» Data records
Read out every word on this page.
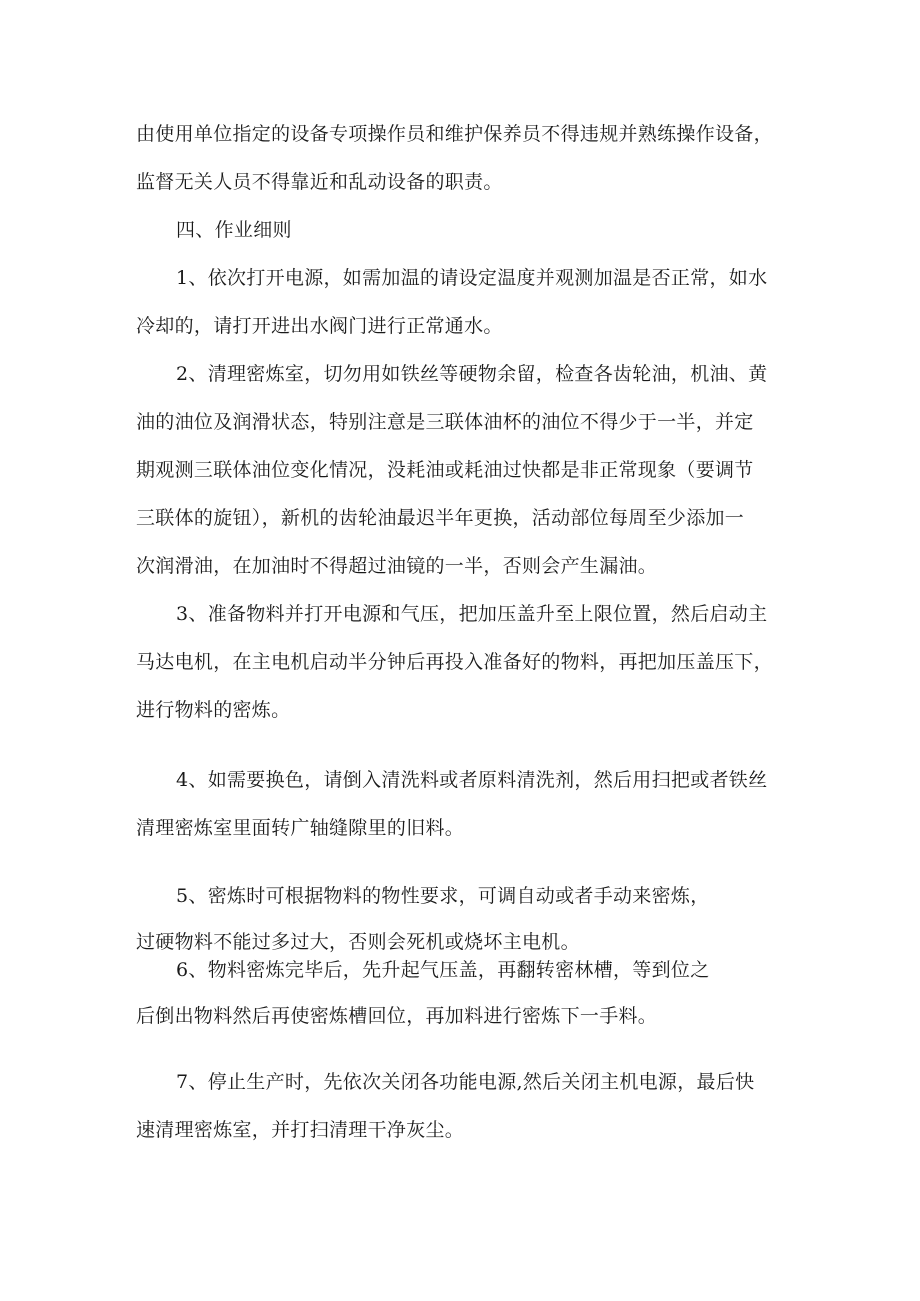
由使用单位指定的设备专项操作员和维护保养员不得违规并熟练操作设备，
监督无关人员不得靠近和乱动设备的职责。
四、作业细则
1、依次打开电源，如需加温的请设定温度并观测加温是否正常，如水
冷却的，请打开进出水阀门进行正常通水。
2、清理密炼室，切勿用如铁丝等硬物余留，检查各齿轮油，机油、黄
油的油位及润滑状态，特别注意是三联体油杯的油位不得少于一半，并定
期观测三联体油位变化情况，没耗油或耗油过快都是非正常现象（要调节
三联体的旋钮），新机的齿轮油最迟半年更换，活动部位每周至少添加一
次润滑油，在加油时不得超过油镜的一半，否则会产生漏油。
3、准备物料并打开电源和气压，把加压盖升至上限位置，然后启动主
马达电机，在主电机启动半分钟后再投入准备好的物料，再把加压盖压下，
进行物料的密炼。
4、如需要换色，请倒入清洗料或者原料清洗剂，然后用扫把或者铁丝
清理密炼室里面转广轴缝隙里的旧料。
5、密炼时可根据物料的物性要求，可调自动或者手动来密炼，
过硬物料不能过多过大，否则会死机或烧坏主电机。
6、物料密炼完毕后，先升起气压盖，再翻转密林槽，等到位之
后倒出物料然后再使密炼槽回位，再加料进行密炼下一手料。
7、停止生产时，先依次关闭各功能电源,然后关闭主机电源，最后快
速清理密炼室，并打扫清理干净灰尘。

» Request
Repeat the records above exactly, leaving out any pictures they contain.

» Full solution
Read out every word on this page.
由使用单位指定的设备专项操作员和维护保养员不得违规并熟练操作设备，
监督无关人员不得靠近和乱动设备的职责。
四、作业细则
1、依次打开电源，如需加温的请设定温度并观测加温是否正常，如水
冷却的，请打开进出水阀门进行正常通水。
2、清理密炼室，切勿用如铁丝等硬物余留，检查各齿轮油，机油、黄
油的油位及润滑状态，特别注意是三联体油杯的油位不得少于一半，并定
期观测三联体油位变化情况，没耗油或耗油过快都是非正常现象（要调节
三联体的旋钮），新机的齿轮油最迟半年更换，活动部位每周至少添加一
次润滑油，在加油时不得超过油镜的一半，否则会产生漏油。
3、准备物料并打开电源和气压，把加压盖升至上限位置，然后启动主
马达电机，在主电机启动半分钟后再投入准备好的物料，再把加压盖压下，
进行物料的密炼。
4、如需要换色，请倒入清洗料或者原料清洗剂，然后用扫把或者铁丝
清理密炼室里面转广轴缝隙里的旧料。
5、密炼时可根据物料的物性要求，可调自动或者手动来密炼，
过硬物料不能过多过大，否则会死机或烧坏主电机。
6、物料密炼完毕后，先升起气压盖，再翻转密林槽，等到位之
后倒出物料然后再使密炼槽回位，再加料进行密炼下一手料。
7、停止生产时，先依次关闭各功能电源,然后关闭主机电源，最后快
速清理密炼室，并打扫清理干净灰尘。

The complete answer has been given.